Challenge: Retype the lines from the one containing "Y-axis label: houses: houses [28,118,42,167]" through the one containing "Annotate this image: element", inclusive, with no changes.

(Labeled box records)
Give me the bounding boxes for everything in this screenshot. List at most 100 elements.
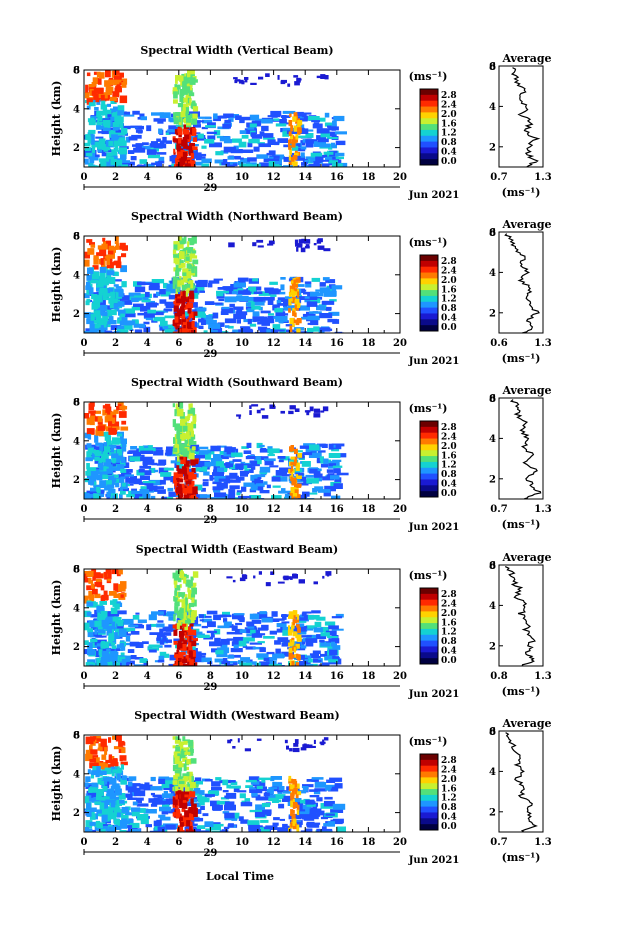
echo-cell — [188, 785, 194, 793]
echo-cell — [149, 623, 157, 627]
echo-cell — [282, 630, 290, 636]
echo-cell — [133, 790, 141, 797]
avg-y-tick-label-top: 8 — [489, 62, 496, 73]
panel-title: Spectral Width (Vertical Beam) — [140, 44, 333, 57]
echo-cell — [162, 136, 167, 143]
echo-cell — [270, 571, 275, 575]
echo-cell — [119, 493, 123, 499]
echo-cell — [188, 641, 191, 649]
echo-cell — [320, 816, 328, 820]
colorbar-frame — [419, 254, 439, 332]
echo-cell — [205, 125, 216, 128]
echo-cell — [125, 136, 131, 143]
echo-cell — [193, 817, 204, 822]
echo-cell — [307, 327, 314, 333]
echo-cell — [253, 146, 260, 152]
echo-cell — [102, 290, 108, 298]
echo-cell — [176, 151, 181, 160]
data-field — [84, 735, 346, 832]
echo-cell — [84, 146, 91, 152]
x-tick-label: 2 — [112, 671, 119, 682]
data-field — [84, 402, 349, 499]
echo-cell — [302, 787, 308, 792]
echo-cell — [280, 410, 285, 414]
echo-cell — [191, 468, 196, 473]
day-label: 29 — [203, 682, 217, 693]
echo-cell — [89, 323, 95, 332]
echo-cell — [116, 666, 121, 670]
echo-cell — [239, 793, 246, 799]
echo-cell — [112, 599, 118, 607]
echo-cell — [263, 318, 275, 324]
x-tick-label: 0 — [81, 671, 88, 682]
echo-cell — [188, 92, 195, 97]
echo-cell — [234, 812, 240, 819]
echo-cell — [235, 311, 248, 316]
colorbar-swatch — [420, 634, 438, 642]
echo-cell — [238, 414, 241, 419]
echo-cell — [121, 472, 130, 475]
echo-cell — [157, 659, 165, 663]
avg-x-tick-label: 0.7 — [490, 837, 507, 848]
echo-cell — [94, 620, 102, 627]
echo-cell — [93, 757, 100, 763]
echo-cell — [177, 280, 181, 287]
echo-cell — [210, 497, 220, 499]
echo-cell — [190, 776, 194, 782]
echo-cell — [302, 313, 316, 317]
echo-cell — [201, 145, 207, 149]
echo-cell — [142, 641, 149, 644]
colorbar-swatch — [420, 617, 438, 624]
echo-cell — [100, 142, 105, 148]
echo-cell — [108, 141, 113, 147]
echo-cell — [302, 804, 312, 810]
echo-cell — [102, 285, 106, 290]
echo-cell — [96, 284, 104, 288]
echo-cell — [101, 650, 109, 656]
echo-cell — [273, 118, 280, 121]
echo-cell — [127, 150, 135, 154]
echo-cell — [189, 438, 194, 445]
echo-cell — [173, 437, 176, 444]
echo-cell — [272, 329, 285, 332]
echo-cell — [233, 282, 246, 288]
echo-cell — [292, 631, 297, 637]
echo-cell — [183, 494, 188, 499]
echo-cell — [84, 142, 91, 147]
echo-cell — [193, 787, 201, 794]
y-tick-label: 6 — [73, 398, 80, 409]
echo-cell — [188, 148, 194, 156]
echo-cell — [187, 781, 190, 787]
echo-cell — [291, 142, 296, 148]
echo-cell — [174, 773, 180, 777]
echo-cell — [188, 164, 195, 167]
echo-cell — [330, 641, 336, 647]
echo-cell — [241, 446, 249, 449]
avg-x-tick-label: 0.8 — [490, 671, 507, 682]
echo-cell — [283, 313, 289, 316]
echo-cell — [239, 629, 247, 633]
echo-cell — [173, 472, 179, 479]
echo-cell — [99, 457, 106, 463]
x-tick-label: 12 — [267, 338, 281, 349]
echo-cell — [96, 788, 104, 796]
echo-cell — [216, 291, 224, 297]
echo-cell — [175, 591, 180, 599]
echo-cell — [137, 619, 147, 623]
echo-cell — [252, 278, 259, 282]
echo-cell — [174, 654, 180, 658]
echo-cell — [294, 81, 300, 86]
echo-cell — [97, 425, 106, 431]
echo-cell — [179, 822, 184, 827]
echo-cell — [113, 75, 122, 80]
echo-cell — [84, 595, 89, 604]
echo-cell — [179, 635, 184, 642]
echo-cell — [222, 286, 232, 289]
echo-cell — [266, 651, 275, 655]
echo-cell — [100, 325, 104, 331]
echo-cell — [232, 163, 238, 167]
echo-cell — [99, 473, 103, 480]
echo-cell — [236, 492, 241, 496]
echo-cell — [92, 77, 99, 84]
echo-cell — [292, 116, 297, 122]
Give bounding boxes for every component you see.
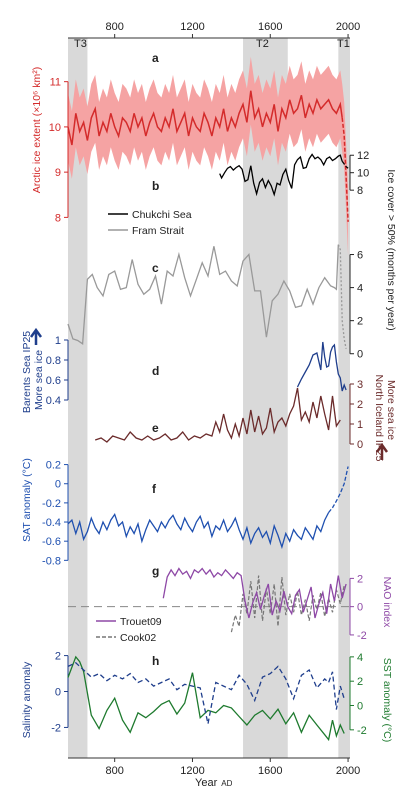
xlabel-main: Year [195,777,218,789]
panel-label-e: e [152,421,159,435]
shading-T2 [243,38,288,758]
y-tick-label-h-left: -2 [51,722,61,734]
top-x-tick-label: 2000 [336,21,360,33]
period-label-T1: T1 [337,38,350,50]
bottom-x-tick-label: 1600 [258,765,282,777]
ylabel-e-main: North Iceland IP25 [373,375,385,462]
y-tick-label-d: 0.8 [46,355,61,367]
period-label-T3: T3 [74,38,87,50]
legend-b: Chukchi Sea Fram Strait [108,209,192,237]
y-tick-label-e: 0 [357,439,363,451]
series-line-chukchi [219,153,343,197]
legend-label-cook: Cook02 [120,632,156,644]
shading-layer [68,38,350,758]
ylabel-a: Arctic ice extent (×10⁶ km²) [31,67,43,194]
ylabel-h-left: Salinity anomaly [21,661,33,738]
y-tick-label-e: 3 [357,379,363,391]
y-tick-label-c: 0 [357,349,363,361]
bottom-x-tick-label: 800 [105,765,123,777]
bottom-x-tick-label: 1200 [180,765,204,777]
y-tick-label-g: 0 [357,602,363,614]
y-tick-label-f: -0.2 [42,498,61,510]
shading-T3 [68,38,88,758]
series-line-chukchi-recent [341,160,349,169]
top-x-tick-label: 1200 [180,21,204,33]
y-tick-label-a: 11 [50,77,61,89]
legend-g: Trouet09 Cook02 [96,616,162,644]
y-tick-label-b: 10 [357,168,369,180]
y-tick-label-d: 1 [55,335,61,347]
panel-label-f: f [152,482,157,496]
y-tick-label-h-right: 0 [357,701,363,713]
y-tick-label-b: 8 [357,185,363,197]
series-line-trouet09 [162,567,347,619]
ylabel-h-right: SST anomaly (°C) [381,658,393,743]
uncertainty-band-a [68,56,349,256]
y-tick-label-h-right: -2 [357,725,367,737]
series-line-salinity [67,662,345,724]
y-tick-label-a: 9 [55,167,61,179]
ylabel-e-sub: More sea ice [385,380,397,440]
xlabel: Year AD [195,777,233,789]
series-line-ice-extent-recent [341,117,349,222]
panel-label-a: a [152,51,159,65]
series-line-sat-recent [328,466,349,513]
legend-label-fram: Fram Strait [132,225,184,237]
panel-label-d: d [152,364,159,378]
series-layer [67,90,350,742]
y-tick-label-c: 4 [357,283,363,295]
y-tick-label-f: -0.4 [42,517,61,529]
ylabel-d-main: Barents Sea IP25 [21,331,33,413]
y-tick-label-d: 0.6 [46,375,61,387]
y-tick-label-h-left: 0 [55,687,61,699]
ylabel-d-sub: More sea ice [33,350,45,410]
xlabel-suffix: AD [221,779,232,788]
panel-label-b: b [152,179,159,193]
series-line-north-iceland [94,387,341,443]
series-line-fram-recent [337,244,347,349]
top-x-tick-label: 800 [105,21,123,33]
y-tick-label-f: -0.6 [42,536,61,548]
y-tick-label-b: 12 [357,150,369,162]
y-tick-label-e: 2 [357,399,363,411]
period-label-T2: T2 [256,38,269,50]
legend-label-trouet: Trouet09 [120,616,162,628]
series-line-fram [67,244,339,345]
y-tick-label-g: 2 [357,573,363,585]
y-tick-label-g: -2 [357,630,367,642]
y-tick-label-f: 0 [55,479,61,491]
arrow-up-icon [29,327,43,345]
ylabel-f: SAT anomaly (°C) [21,458,33,542]
legend-label-chukchi: Chukchi Sea [132,209,192,221]
uncertainty-band-layer [68,56,349,256]
ylabel-bc: Ice cover > 50% (months per year) [385,169,397,330]
y-tick-label-d: 0.4 [46,395,61,407]
y-tick-label-c: 2 [357,316,363,328]
panel-label-g: g [152,564,159,578]
series-line-barents [296,341,347,392]
y-tick-label-f: 0.2 [46,460,61,472]
panel-label-h: h [152,654,159,668]
series-line-sat [67,512,330,550]
axes-layer: 8008001200120016001600200020008910118101… [42,21,369,777]
y-tick-label-h-right: 2 [357,676,363,688]
y-tick-label-h-right: 4 [357,652,363,664]
panel-label-c: c [152,261,159,275]
bottom-x-tick-label: 2000 [336,765,360,777]
y-tick-label-f: -0.8 [42,555,61,567]
y-tick-label-a: 8 [55,212,61,224]
arrow-up-icon [375,442,389,460]
y-tick-label-e: 1 [357,419,363,431]
series-line-sst [67,655,345,742]
y-tick-label-h-left: 2 [55,651,61,663]
top-x-tick-label: 1600 [258,21,282,33]
ylabel-g: NAO index [381,577,393,629]
y-tick-label-a: 10 [49,122,61,134]
shading-T1 [338,38,350,758]
y-tick-label-c: 6 [357,250,363,262]
series-line-ice-extent [67,90,343,146]
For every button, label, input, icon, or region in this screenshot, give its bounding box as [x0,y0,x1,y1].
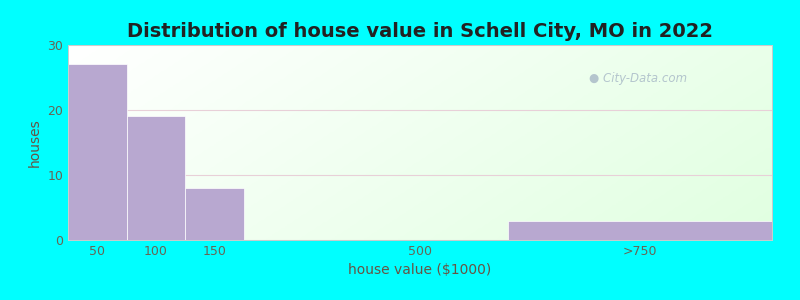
Y-axis label: houses: houses [28,118,42,167]
Bar [126,116,186,240]
Title: Distribution of house value in Schell City, MO in 2022: Distribution of house value in Schell Ci… [127,22,713,41]
Bar [68,64,126,240]
X-axis label: house value ($1000): house value ($1000) [348,263,492,278]
Bar [186,188,244,240]
Text: ● City-Data.com: ● City-Data.com [589,72,687,85]
Bar [508,220,772,240]
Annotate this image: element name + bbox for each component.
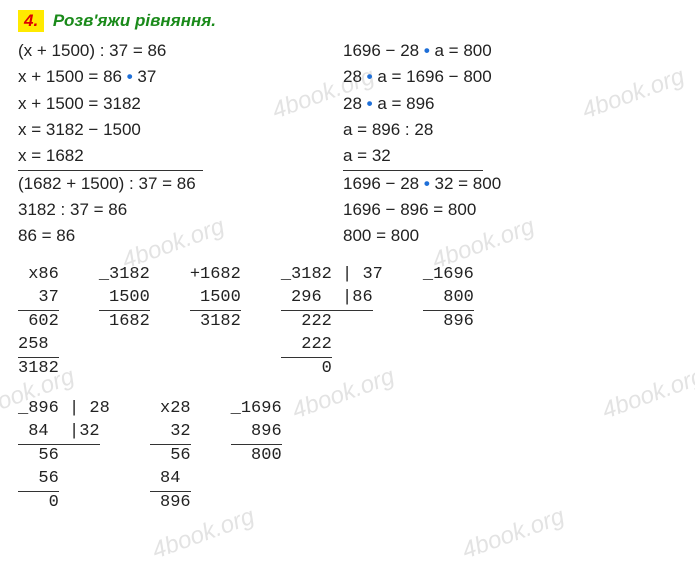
task-title: Розв'яжи рівняння. — [53, 11, 216, 30]
eq2-line7: 1696 − 896 = 800 — [343, 197, 501, 223]
eq1-line6: (1682 + 1500) : 37 = 86 — [18, 171, 203, 197]
eq1-line3: x + 1500 = 3182 — [18, 91, 203, 117]
eq2-line8: 800 = 800 — [343, 223, 501, 249]
eq2-line2: 28 • a = 1696 − 800 — [343, 64, 501, 90]
eq1-line4: x = 3182 − 1500 — [18, 117, 203, 143]
calc-row-2: _896 | 28 84 |32 56 56 0 x28 32 56 84 89… — [18, 398, 677, 515]
sub-1696-800: _1696 800 896 — [423, 264, 474, 334]
task-header: 4. Розв'яжи рівняння. — [18, 10, 677, 32]
eq2-line6: 1696 − 28 • 32 = 800 — [343, 171, 501, 197]
eq2-line3: 28 • a = 896 — [343, 91, 501, 117]
eq2-line5: a = 32 — [343, 143, 483, 170]
sub-1696-896: _1696 896 800 — [231, 398, 282, 468]
equation-columns: (x + 1500) : 37 = 86 x + 1500 = 86 • 37 … — [18, 38, 677, 250]
eq2-line1: 1696 − 28 • a = 800 — [343, 38, 501, 64]
eq1-line2: x + 1500 = 86 • 37 — [18, 64, 203, 90]
eq2-line4: a = 896 : 28 — [343, 117, 501, 143]
div-896-28: _896 | 28 84 |32 56 56 0 — [18, 398, 110, 515]
eq1-line8: 86 = 86 — [18, 223, 203, 249]
eq1-line1: (x + 1500) : 37 = 86 — [18, 38, 203, 64]
calc-row-1: x86 37 602258 3182 _3182 1500 1682 +1682… — [18, 264, 677, 381]
equation-1: (x + 1500) : 37 = 86 x + 1500 = 86 • 37 … — [18, 38, 203, 250]
sub-3182-1500: _3182 1500 1682 — [99, 264, 150, 334]
div-3182-37: _3182 | 37 296 |86 222 222 0 — [281, 264, 383, 381]
task-number: 4. — [18, 10, 44, 32]
add-1682-1500: +1682 1500 3182 — [190, 264, 241, 334]
eq1-line5: x = 1682 — [18, 143, 203, 170]
eq1-line7: 3182 : 37 = 86 — [18, 197, 203, 223]
mult-86-37: x86 37 602258 3182 — [18, 264, 59, 381]
equation-2: 1696 − 28 • a = 800 28 • a = 1696 − 800 … — [343, 38, 501, 250]
mult-28-32: x28 32 56 84 896 — [150, 398, 191, 515]
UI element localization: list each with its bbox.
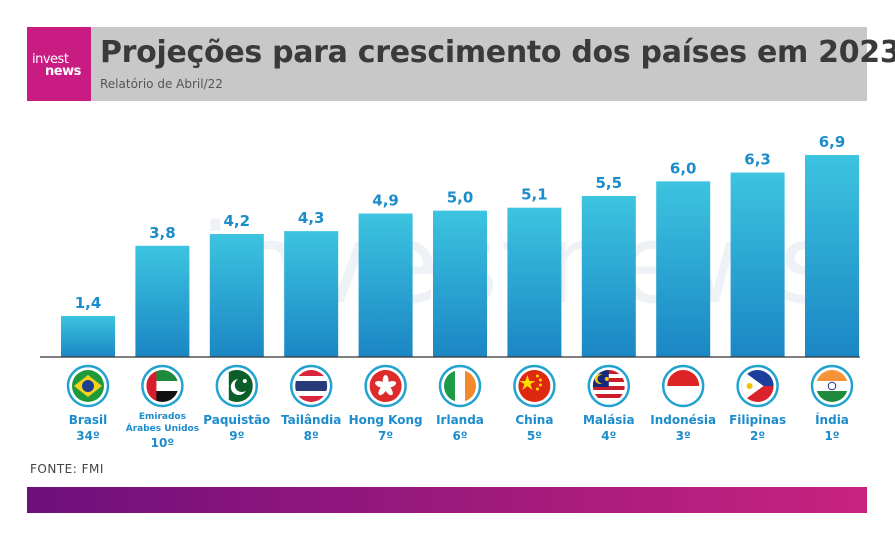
uae-flag-icon [141, 364, 184, 408]
bar-7 [581, 195, 636, 357]
indonesia-flag-icon [661, 364, 705, 408]
category-label-3: Tailândia [281, 413, 341, 427]
category-label-10: Índia [815, 412, 849, 427]
value-label-6: 5,1 [521, 186, 548, 204]
pakistan-flag-icon [215, 364, 259, 408]
value-label-1: 3,8 [149, 224, 176, 242]
chart-header: invest news Projeções para crescimento d… [27, 27, 895, 101]
footer-gradient-bar [27, 487, 867, 513]
category-label-2: Paquistão [203, 413, 270, 427]
source-note: FONTE: FMI [30, 462, 104, 476]
rank-label-6: 5º [527, 429, 542, 443]
india-flag-icon [810, 364, 854, 408]
rank-label-5: 6º [452, 429, 467, 443]
category-label-1-line-1: Árabes Unidos [126, 422, 199, 434]
investnews-logo: invest news [27, 27, 91, 101]
bar-1 [135, 245, 190, 357]
value-label-8: 6,0 [670, 159, 697, 177]
ireland-flag-icon [438, 364, 482, 408]
flags-group [66, 364, 854, 408]
value-label-3: 4,3 [298, 209, 325, 227]
value-label-5: 5,0 [447, 189, 474, 207]
bar-4 [358, 213, 413, 357]
rank-label-4: 7º [378, 429, 393, 443]
chart-title: Projeções para crescimento dos países em… [100, 35, 895, 70]
bar-8 [656, 181, 711, 357]
category-label-7: Malásia [583, 413, 635, 427]
thailand-flag-icon [289, 364, 333, 408]
rank-label-8: 3º [676, 429, 691, 443]
category-label-1-line-0: Emirados [139, 412, 186, 422]
chart-subtitle: Relatório de Abril/22 [100, 77, 223, 91]
rank-label-10: 1º [824, 429, 839, 443]
bar-6 [507, 207, 562, 357]
value-label-9: 6,3 [744, 151, 771, 169]
rank-label-0: 34º [76, 429, 100, 443]
philippines-flag-icon [736, 364, 779, 408]
value-label-0: 1,4 [75, 294, 102, 312]
category-label-8: Indonésia [650, 413, 716, 427]
category-label-4: Hong Kong [349, 413, 423, 427]
rank-label-2: 9º [229, 429, 244, 443]
bar-3 [284, 231, 339, 357]
bar-0 [61, 316, 115, 357]
bar-10 [805, 155, 859, 357]
value-label-2: 4,2 [224, 212, 251, 230]
bar-5 [433, 210, 487, 357]
rank-label-3: 8º [304, 429, 319, 443]
rank-label-1: 10º [151, 436, 175, 450]
value-label-10: 6,9 [819, 133, 846, 151]
china-flag-icon [513, 364, 556, 408]
category-label-5: Irlanda [436, 413, 484, 427]
category-label-9: Filipinas [729, 413, 786, 427]
brazil-flag-icon [66, 364, 110, 408]
bar-9 [730, 172, 785, 357]
category-label-6: China [515, 413, 553, 427]
rank-label-7: 4º [601, 429, 616, 443]
value-label-4: 4,9 [372, 192, 399, 210]
category-label-0: Brasil [69, 413, 108, 427]
value-label-7: 5,5 [596, 174, 623, 192]
bars-group: 1,4 3,8 4,2 4,3 4,9 5,0 5,1 5,5 6,0 6,3 6,9 [61, 133, 859, 357]
malaysia-flag-icon [587, 364, 631, 408]
hong-kong-flag-icon [364, 364, 407, 408]
bar-2 [209, 234, 264, 357]
rank-label-9: 2º [750, 429, 765, 443]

Task result:
Y-axis label: houses: houses [28,118,42,167]
Bar [126,116,186,240]
Title: Distribution of house value in Schell City, MO in 2022: Distribution of house value in Schell Ci… [127,22,713,41]
Bar [68,64,126,240]
X-axis label: house value ($1000): house value ($1000) [348,263,492,278]
Bar [186,188,244,240]
Text: ● City-Data.com: ● City-Data.com [589,72,687,85]
Bar [508,220,772,240]
Annotate this image: element name + bbox for each component.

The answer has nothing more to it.